RECORDS TO PROCESS:
-- Start --
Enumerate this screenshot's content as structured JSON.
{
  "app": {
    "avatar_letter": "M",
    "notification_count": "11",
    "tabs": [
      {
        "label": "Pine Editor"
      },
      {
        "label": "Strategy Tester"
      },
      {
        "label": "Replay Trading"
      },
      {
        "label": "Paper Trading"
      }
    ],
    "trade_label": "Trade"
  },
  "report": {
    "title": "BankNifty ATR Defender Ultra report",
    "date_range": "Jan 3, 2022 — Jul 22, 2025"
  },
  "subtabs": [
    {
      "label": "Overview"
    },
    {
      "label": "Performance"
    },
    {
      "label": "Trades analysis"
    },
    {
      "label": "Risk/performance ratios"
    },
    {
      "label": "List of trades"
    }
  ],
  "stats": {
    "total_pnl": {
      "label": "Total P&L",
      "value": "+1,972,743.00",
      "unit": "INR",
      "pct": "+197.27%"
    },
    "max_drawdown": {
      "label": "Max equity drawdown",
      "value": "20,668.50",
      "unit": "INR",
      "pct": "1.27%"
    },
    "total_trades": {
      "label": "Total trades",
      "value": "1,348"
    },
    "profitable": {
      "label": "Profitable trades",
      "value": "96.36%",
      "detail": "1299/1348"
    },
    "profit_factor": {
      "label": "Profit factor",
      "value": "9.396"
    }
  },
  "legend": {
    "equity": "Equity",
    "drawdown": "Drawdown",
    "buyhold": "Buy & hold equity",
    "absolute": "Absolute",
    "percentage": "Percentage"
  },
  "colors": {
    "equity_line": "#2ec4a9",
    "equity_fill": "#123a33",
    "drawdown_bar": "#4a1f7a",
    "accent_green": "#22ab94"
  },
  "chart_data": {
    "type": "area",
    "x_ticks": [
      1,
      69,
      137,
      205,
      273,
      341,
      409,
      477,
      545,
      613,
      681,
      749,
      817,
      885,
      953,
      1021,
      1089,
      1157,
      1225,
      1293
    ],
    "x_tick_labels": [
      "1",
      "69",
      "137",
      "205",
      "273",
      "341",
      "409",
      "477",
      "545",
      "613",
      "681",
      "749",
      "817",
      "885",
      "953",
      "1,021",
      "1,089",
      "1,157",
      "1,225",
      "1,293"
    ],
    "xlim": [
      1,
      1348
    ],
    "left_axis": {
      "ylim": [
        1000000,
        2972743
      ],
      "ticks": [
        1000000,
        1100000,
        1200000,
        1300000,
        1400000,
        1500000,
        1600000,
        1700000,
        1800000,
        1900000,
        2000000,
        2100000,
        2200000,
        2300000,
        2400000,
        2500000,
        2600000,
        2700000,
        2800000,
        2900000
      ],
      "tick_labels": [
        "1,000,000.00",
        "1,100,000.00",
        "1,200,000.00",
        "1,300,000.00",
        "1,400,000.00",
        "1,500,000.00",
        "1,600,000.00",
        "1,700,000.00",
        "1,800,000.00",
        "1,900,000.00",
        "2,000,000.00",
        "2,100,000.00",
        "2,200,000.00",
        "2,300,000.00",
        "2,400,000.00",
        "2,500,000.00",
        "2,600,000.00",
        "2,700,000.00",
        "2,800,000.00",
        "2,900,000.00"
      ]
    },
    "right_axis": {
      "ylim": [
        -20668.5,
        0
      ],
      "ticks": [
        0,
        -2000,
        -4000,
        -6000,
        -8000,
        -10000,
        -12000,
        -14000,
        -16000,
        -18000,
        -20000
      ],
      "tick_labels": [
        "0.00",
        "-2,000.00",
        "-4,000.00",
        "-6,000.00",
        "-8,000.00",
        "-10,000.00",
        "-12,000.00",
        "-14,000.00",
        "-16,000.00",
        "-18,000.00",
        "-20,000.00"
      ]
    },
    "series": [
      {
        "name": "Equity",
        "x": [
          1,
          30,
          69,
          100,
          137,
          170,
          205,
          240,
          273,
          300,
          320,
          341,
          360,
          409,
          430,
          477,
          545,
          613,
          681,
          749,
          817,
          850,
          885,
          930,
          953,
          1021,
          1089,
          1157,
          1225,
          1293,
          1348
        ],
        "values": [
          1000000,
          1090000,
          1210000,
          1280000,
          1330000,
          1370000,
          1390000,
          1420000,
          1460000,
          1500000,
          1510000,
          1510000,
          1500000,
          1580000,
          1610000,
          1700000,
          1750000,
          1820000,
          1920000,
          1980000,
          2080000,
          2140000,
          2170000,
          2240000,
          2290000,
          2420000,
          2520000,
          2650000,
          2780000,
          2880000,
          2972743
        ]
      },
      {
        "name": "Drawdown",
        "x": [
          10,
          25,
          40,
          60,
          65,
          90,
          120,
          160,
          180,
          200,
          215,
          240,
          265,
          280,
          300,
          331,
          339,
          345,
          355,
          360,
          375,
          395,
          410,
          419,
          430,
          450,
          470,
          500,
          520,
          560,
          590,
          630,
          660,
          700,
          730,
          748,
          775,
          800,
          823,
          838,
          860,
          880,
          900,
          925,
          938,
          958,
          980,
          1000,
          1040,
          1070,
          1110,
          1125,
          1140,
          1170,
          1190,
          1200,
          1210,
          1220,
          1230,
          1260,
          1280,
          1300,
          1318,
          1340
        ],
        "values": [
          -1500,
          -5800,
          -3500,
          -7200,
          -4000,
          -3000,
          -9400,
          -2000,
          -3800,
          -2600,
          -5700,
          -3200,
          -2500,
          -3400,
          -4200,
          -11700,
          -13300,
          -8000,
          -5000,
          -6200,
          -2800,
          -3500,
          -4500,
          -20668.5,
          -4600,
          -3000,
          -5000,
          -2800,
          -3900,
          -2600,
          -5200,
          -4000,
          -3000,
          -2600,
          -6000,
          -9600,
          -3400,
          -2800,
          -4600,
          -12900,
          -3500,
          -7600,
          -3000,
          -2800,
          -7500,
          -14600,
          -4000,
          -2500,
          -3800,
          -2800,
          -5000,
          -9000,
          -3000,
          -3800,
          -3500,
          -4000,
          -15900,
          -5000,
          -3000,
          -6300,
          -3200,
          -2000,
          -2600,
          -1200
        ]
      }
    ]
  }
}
-- End --
In the listing above, find each line with the word "report" and copy it.

  "report": {
    "title": "BankNifty ATR Defender Ultra report",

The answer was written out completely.